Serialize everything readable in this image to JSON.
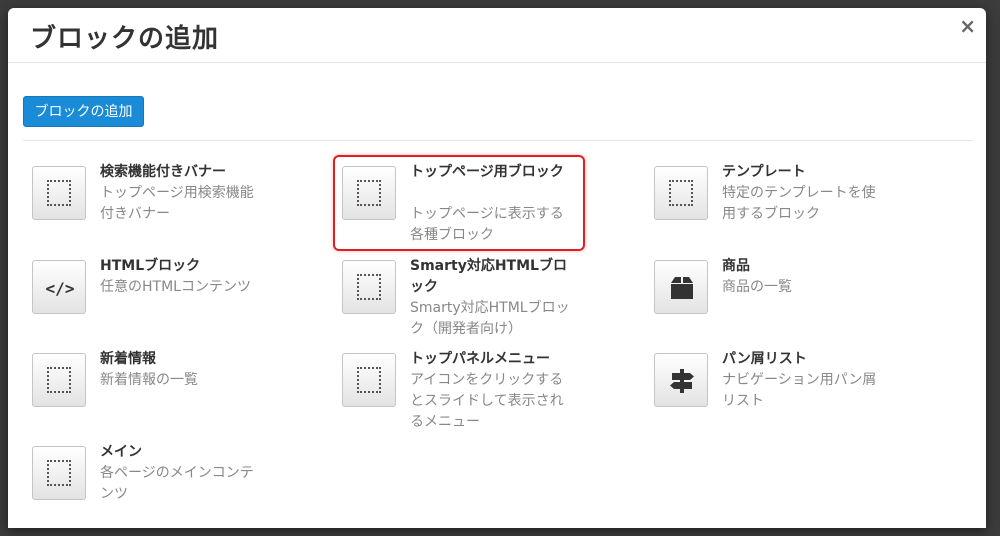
{
  "modal": {
    "title": "ブロックの追加",
    "close_label": "×",
    "add_button_label": "ブロックの追加"
  },
  "blocks": [
    {
      "title": "検索機能付きバナー",
      "description": "トップページ用検索機能付きバナー",
      "icon": "dotted-square-icon"
    },
    {
      "title": "トップページ用ブロック",
      "description": "トップページに表示する各種ブロック",
      "icon": "dotted-square-icon"
    },
    {
      "title": "テンプレート",
      "description": "特定のテンプレートを使用するブロック",
      "icon": "dotted-square-icon"
    },
    {
      "title": "HTMLブロック",
      "description": "任意のHTMLコンテンツ",
      "icon": "code-icon"
    },
    {
      "title": "Smarty対応HTMLブロック",
      "description": "Smarty対応HTMLブロック（開発者向け）",
      "icon": "dotted-square-icon"
    },
    {
      "title": "商品",
      "description": "商品の一覧",
      "icon": "box-icon"
    },
    {
      "title": "新着情報",
      "description": "新着情報の一覧",
      "icon": "dotted-square-icon"
    },
    {
      "title": "トップパネルメニュー",
      "description": "アイコンをクリックするとスライドして表示されるメニュー",
      "icon": "dotted-square-icon"
    },
    {
      "title": "パン屑リスト",
      "description": "ナビゲーション用パン屑リスト",
      "icon": "signpost-icon"
    },
    {
      "title": "メイン",
      "description": "各ページのメインコンテンツ",
      "icon": "dotted-square-icon"
    }
  ],
  "colors": {
    "primary_button": "#1a8bd6",
    "highlight_border": "#e02020",
    "title_text": "#333333",
    "description_text": "#888888"
  }
}
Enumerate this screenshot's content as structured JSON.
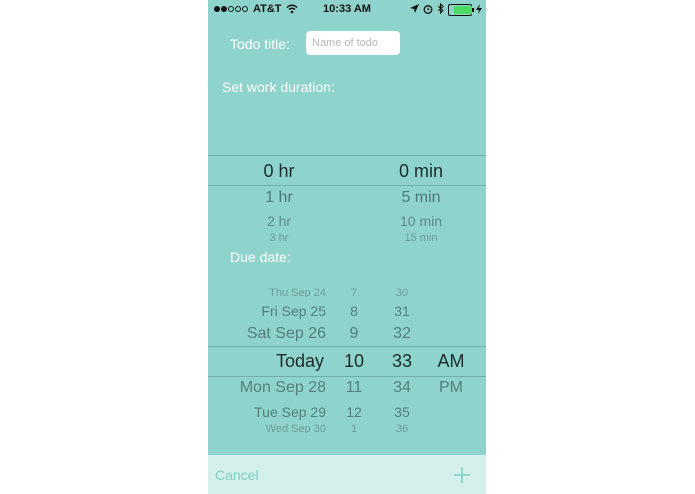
{
  "status_bar": {
    "carrier": "AT&T",
    "time": "10:33 AM"
  },
  "form": {
    "todo_title_label": "Todo title:",
    "todo_title_placeholder": "Name of todo",
    "todo_title_value": "",
    "work_duration_label": "Set work duration:",
    "due_date_label": "Due date:"
  },
  "duration_picker": {
    "hours": [
      "0 hr",
      "1 hr",
      "2 hr",
      "3 hr"
    ],
    "minutes": [
      "0 min",
      "5 min",
      "10 min",
      "15 min"
    ],
    "selected_hours": "0 hr",
    "selected_minutes": "0 min"
  },
  "date_picker": {
    "days": [
      "Thu Sep 24",
      "Fri Sep 25",
      "Sat Sep 26",
      "Today",
      "Mon Sep 28",
      "Tue Sep 29",
      "Wed Sep 30"
    ],
    "hours": [
      "7",
      "8",
      "9",
      "10",
      "11",
      "12",
      "1"
    ],
    "minutes": [
      "30",
      "31",
      "32",
      "33",
      "34",
      "35",
      "36"
    ],
    "ampm": [
      "AM",
      "PM"
    ],
    "selected": {
      "day": "Today",
      "hour": "10",
      "minute": "33",
      "ampm": "AM"
    }
  },
  "bottom_bar": {
    "cancel_label": "Cancel"
  },
  "colors": {
    "background": "#8ed4cc",
    "bottom_bar": "#d4efec",
    "accent": "#7fcfc5"
  },
  "icons": [
    "location-icon",
    "alarm-icon",
    "bluetooth-icon",
    "battery-icon",
    "wifi-icon",
    "plus-icon"
  ]
}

----------------------------------------

The pictures should not appear in the copy; every other part of the records above must be returned exactly.

** ANSWER FOR THE TASK **
Serialize everything readable in this image to JSON.
{
  "modal": {
    "title": "ブロックの追加",
    "close_label": "×",
    "add_button_label": "ブロックの追加"
  },
  "blocks": [
    {
      "title": "検索機能付きバナー",
      "description": "トップページ用検索機能付きバナー",
      "icon": "dotted-square-icon"
    },
    {
      "title": "トップページ用ブロック",
      "description": "トップページに表示する各種ブロック",
      "icon": "dotted-square-icon"
    },
    {
      "title": "テンプレート",
      "description": "特定のテンプレートを使用するブロック",
      "icon": "dotted-square-icon"
    },
    {
      "title": "HTMLブロック",
      "description": "任意のHTMLコンテンツ",
      "icon": "code-icon"
    },
    {
      "title": "Smarty対応HTMLブロック",
      "description": "Smarty対応HTMLブロック（開発者向け）",
      "icon": "dotted-square-icon"
    },
    {
      "title": "商品",
      "description": "商品の一覧",
      "icon": "box-icon"
    },
    {
      "title": "新着情報",
      "description": "新着情報の一覧",
      "icon": "dotted-square-icon"
    },
    {
      "title": "トップパネルメニュー",
      "description": "アイコンをクリックするとスライドして表示されるメニュー",
      "icon": "dotted-square-icon"
    },
    {
      "title": "パン屑リスト",
      "description": "ナビゲーション用パン屑リスト",
      "icon": "signpost-icon"
    },
    {
      "title": "メイン",
      "description": "各ページのメインコンテンツ",
      "icon": "dotted-square-icon"
    }
  ],
  "colors": {
    "primary_button": "#1a8bd6",
    "highlight_border": "#e02020",
    "title_text": "#333333",
    "description_text": "#888888"
  }
}
Enumerate this screenshot's content as structured JSON.
{
  "status_bar": {
    "carrier": "AT&T",
    "time": "10:33 AM"
  },
  "form": {
    "todo_title_label": "Todo title:",
    "todo_title_placeholder": "Name of todo",
    "todo_title_value": "",
    "work_duration_label": "Set work duration:",
    "due_date_label": "Due date:"
  },
  "duration_picker": {
    "hours": [
      "0 hr",
      "1 hr",
      "2 hr",
      "3 hr"
    ],
    "minutes": [
      "0 min",
      "5 min",
      "10 min",
      "15 min"
    ],
    "selected_hours": "0 hr",
    "selected_minutes": "0 min"
  },
  "date_picker": {
    "days": [
      "Thu Sep 24",
      "Fri Sep 25",
      "Sat Sep 26",
      "Today",
      "Mon Sep 28",
      "Tue Sep 29",
      "Wed Sep 30"
    ],
    "hours": [
      "7",
      "8",
      "9",
      "10",
      "11",
      "12",
      "1"
    ],
    "minutes": [
      "30",
      "31",
      "32",
      "33",
      "34",
      "35",
      "36"
    ],
    "ampm": [
      "AM",
      "PM"
    ],
    "selected": {
      "day": "Today",
      "hour": "10",
      "minute": "33",
      "ampm": "AM"
    }
  },
  "bottom_bar": {
    "cancel_label": "Cancel"
  },
  "colors": {
    "background": "#8ed4cc",
    "bottom_bar": "#d4efec",
    "accent": "#7fcfc5"
  },
  "icons": [
    "location-icon",
    "alarm-icon",
    "bluetooth-icon",
    "battery-icon",
    "wifi-icon",
    "plus-icon"
  ]
}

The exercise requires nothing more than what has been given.